--- BEGIN RECORDS PROVIDED ---
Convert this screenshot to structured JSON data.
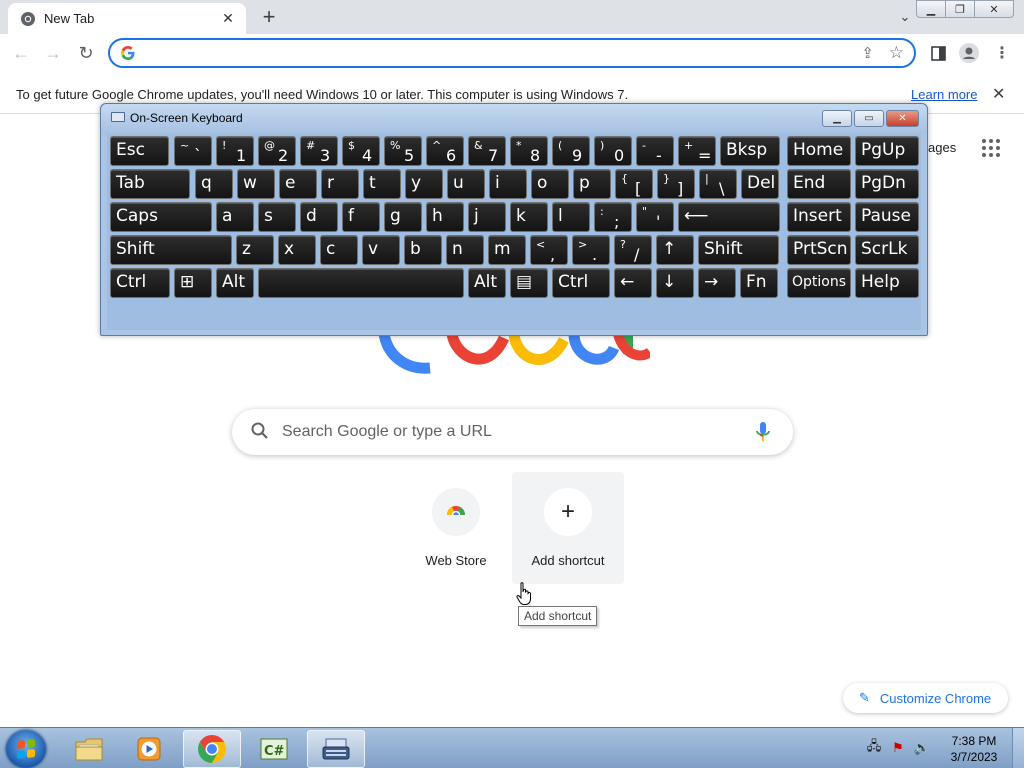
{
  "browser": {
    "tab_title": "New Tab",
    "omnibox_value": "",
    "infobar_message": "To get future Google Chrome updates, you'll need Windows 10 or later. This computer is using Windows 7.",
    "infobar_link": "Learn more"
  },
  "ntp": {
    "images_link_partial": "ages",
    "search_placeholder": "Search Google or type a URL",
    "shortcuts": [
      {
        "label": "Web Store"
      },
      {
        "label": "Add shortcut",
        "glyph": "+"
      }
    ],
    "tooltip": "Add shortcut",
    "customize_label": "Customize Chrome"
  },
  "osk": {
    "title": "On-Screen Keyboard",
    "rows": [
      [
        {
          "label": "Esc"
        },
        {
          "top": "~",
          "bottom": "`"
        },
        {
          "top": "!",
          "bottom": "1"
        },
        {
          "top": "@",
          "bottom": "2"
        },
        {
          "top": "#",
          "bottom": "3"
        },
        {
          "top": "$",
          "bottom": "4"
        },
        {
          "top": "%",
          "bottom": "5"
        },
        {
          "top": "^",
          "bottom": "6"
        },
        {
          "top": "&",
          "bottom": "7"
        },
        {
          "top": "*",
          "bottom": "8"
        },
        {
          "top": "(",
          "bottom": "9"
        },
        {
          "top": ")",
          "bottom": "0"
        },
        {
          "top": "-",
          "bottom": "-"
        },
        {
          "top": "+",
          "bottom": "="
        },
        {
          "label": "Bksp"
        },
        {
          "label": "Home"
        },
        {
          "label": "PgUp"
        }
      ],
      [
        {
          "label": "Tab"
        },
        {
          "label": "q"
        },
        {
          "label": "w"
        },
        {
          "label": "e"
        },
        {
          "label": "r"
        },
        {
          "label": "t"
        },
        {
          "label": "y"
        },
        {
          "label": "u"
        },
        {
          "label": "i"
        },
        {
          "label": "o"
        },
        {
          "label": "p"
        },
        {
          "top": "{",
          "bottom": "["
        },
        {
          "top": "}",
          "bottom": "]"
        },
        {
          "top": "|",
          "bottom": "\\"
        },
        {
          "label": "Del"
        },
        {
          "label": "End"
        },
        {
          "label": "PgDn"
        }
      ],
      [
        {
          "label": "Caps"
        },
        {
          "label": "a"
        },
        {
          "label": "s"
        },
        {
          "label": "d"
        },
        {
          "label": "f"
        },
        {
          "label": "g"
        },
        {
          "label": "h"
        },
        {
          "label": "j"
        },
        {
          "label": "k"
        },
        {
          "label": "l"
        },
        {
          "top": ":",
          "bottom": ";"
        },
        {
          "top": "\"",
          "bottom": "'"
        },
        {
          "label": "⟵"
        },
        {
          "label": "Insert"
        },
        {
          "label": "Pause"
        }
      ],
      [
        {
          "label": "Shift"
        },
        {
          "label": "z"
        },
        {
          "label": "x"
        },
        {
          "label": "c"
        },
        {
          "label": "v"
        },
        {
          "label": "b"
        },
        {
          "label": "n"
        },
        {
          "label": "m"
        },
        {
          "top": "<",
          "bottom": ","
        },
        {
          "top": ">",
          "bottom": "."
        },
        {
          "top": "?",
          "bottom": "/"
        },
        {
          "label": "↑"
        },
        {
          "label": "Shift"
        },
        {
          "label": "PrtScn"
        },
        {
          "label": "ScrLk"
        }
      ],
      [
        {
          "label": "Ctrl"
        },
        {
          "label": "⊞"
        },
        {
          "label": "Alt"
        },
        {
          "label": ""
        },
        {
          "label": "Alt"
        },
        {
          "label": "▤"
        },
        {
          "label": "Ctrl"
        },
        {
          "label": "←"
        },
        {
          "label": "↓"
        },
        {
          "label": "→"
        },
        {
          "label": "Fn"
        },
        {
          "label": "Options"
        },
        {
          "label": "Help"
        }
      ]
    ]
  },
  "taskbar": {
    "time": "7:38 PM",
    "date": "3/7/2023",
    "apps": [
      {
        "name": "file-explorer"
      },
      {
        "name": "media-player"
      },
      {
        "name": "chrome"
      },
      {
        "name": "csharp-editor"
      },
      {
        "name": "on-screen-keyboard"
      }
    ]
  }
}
--- END RECORDS PROVIDED ---
--- BEGIN RECORDS PROVIDED ---
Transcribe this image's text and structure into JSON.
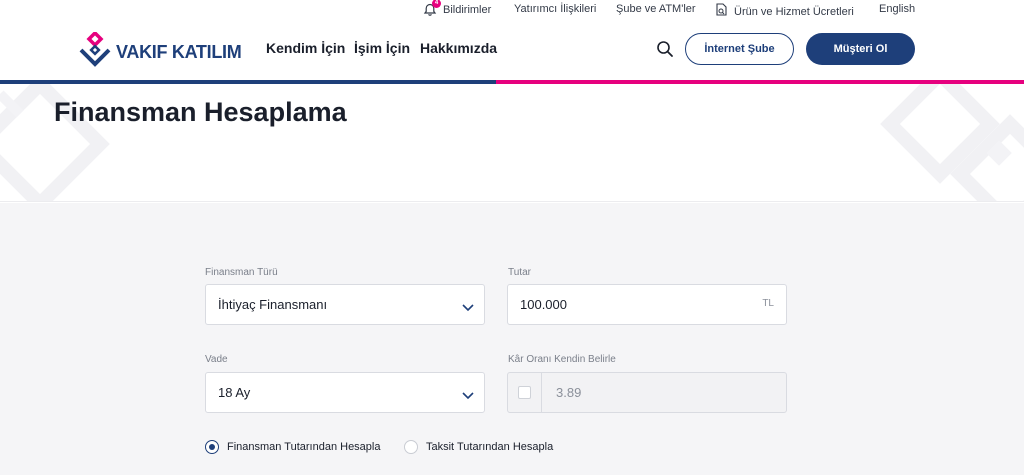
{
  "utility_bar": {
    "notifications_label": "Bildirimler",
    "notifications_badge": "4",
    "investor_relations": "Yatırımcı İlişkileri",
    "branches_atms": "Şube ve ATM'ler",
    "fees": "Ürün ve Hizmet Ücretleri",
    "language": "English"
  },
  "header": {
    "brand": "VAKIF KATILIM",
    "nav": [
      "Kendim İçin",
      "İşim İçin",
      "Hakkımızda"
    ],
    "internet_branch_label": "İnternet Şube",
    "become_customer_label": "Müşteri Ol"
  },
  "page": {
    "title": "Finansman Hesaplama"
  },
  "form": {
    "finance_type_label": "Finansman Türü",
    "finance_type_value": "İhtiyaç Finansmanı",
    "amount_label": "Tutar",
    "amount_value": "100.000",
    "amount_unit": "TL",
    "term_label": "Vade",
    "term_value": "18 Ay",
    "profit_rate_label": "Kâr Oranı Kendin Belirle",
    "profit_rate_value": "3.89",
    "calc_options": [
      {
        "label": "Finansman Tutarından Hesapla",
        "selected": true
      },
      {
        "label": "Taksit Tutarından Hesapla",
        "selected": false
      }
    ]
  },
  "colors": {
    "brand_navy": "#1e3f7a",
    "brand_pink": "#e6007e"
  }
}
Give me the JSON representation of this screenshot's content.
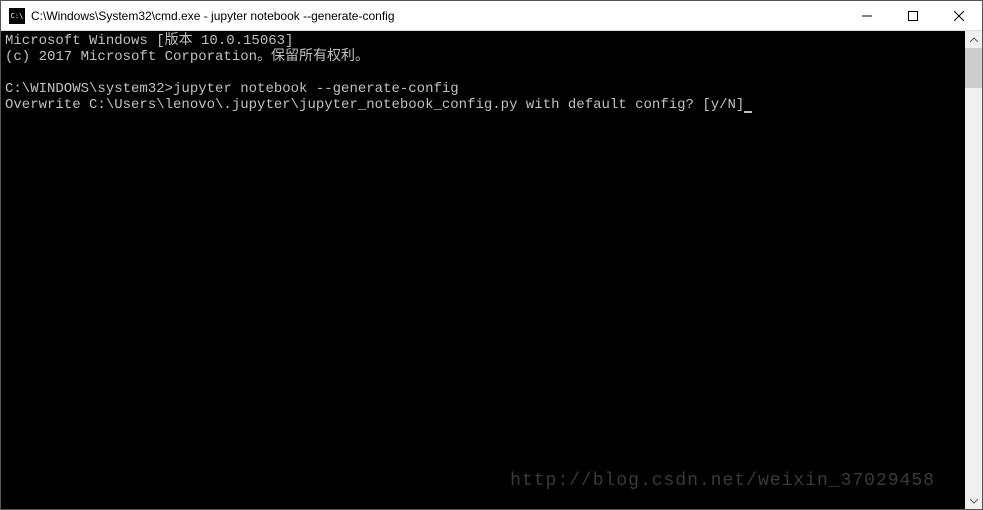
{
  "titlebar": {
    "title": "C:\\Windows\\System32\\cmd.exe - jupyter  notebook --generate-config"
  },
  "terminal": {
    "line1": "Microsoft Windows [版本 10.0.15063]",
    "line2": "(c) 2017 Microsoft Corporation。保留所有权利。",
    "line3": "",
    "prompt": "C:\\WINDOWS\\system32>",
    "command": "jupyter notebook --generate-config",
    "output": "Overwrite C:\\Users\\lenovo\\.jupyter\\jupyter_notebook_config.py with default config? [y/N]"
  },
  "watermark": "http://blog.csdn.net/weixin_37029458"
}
--- END RECORDS PROVIDED ---
--- BEGIN RECORDS PROVIDED ---
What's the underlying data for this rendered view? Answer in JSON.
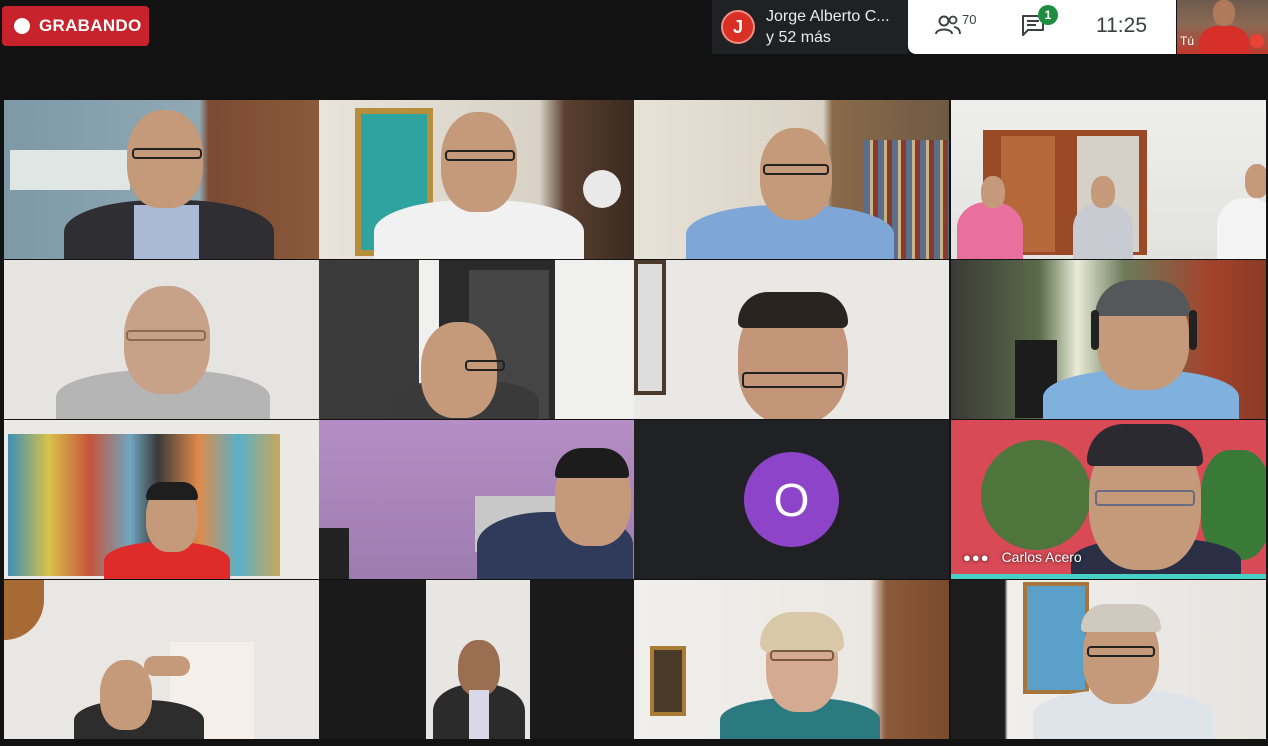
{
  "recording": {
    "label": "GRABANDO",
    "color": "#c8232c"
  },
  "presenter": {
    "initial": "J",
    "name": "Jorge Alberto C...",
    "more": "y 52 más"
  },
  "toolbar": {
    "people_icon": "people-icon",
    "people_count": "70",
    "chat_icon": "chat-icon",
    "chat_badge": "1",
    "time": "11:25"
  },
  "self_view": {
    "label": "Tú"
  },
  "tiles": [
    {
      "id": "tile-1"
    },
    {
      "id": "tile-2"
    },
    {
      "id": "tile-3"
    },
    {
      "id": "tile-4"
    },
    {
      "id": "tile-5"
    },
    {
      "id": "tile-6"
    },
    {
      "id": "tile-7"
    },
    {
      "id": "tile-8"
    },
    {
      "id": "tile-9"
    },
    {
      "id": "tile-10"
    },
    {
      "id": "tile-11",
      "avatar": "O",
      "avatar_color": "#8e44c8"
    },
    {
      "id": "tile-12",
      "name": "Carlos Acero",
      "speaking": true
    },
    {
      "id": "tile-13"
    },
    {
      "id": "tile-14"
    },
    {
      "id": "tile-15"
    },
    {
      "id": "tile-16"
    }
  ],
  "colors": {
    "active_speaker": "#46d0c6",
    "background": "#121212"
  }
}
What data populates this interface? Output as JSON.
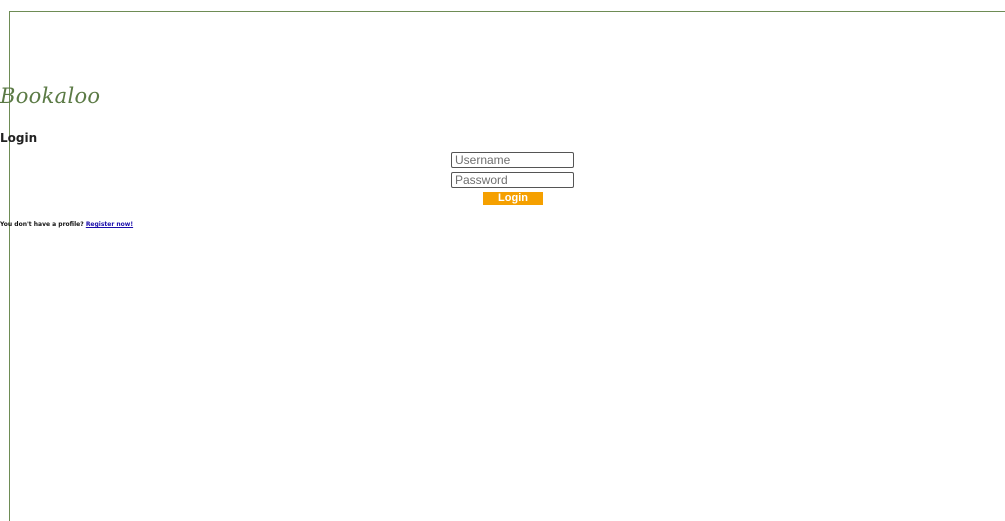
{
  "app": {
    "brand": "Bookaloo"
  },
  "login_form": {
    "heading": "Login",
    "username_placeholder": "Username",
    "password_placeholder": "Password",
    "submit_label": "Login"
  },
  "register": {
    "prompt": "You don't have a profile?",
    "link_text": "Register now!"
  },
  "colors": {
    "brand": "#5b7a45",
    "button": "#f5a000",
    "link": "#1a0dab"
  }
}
--- END RECORDS PROVIDED ---
→ **INSTRUCTIONS TO FOLLOW**:
How many lines in the records above contain the word "icon"? Reply with the number and nothing more.

→ **WRITTEN ANSWER**:
2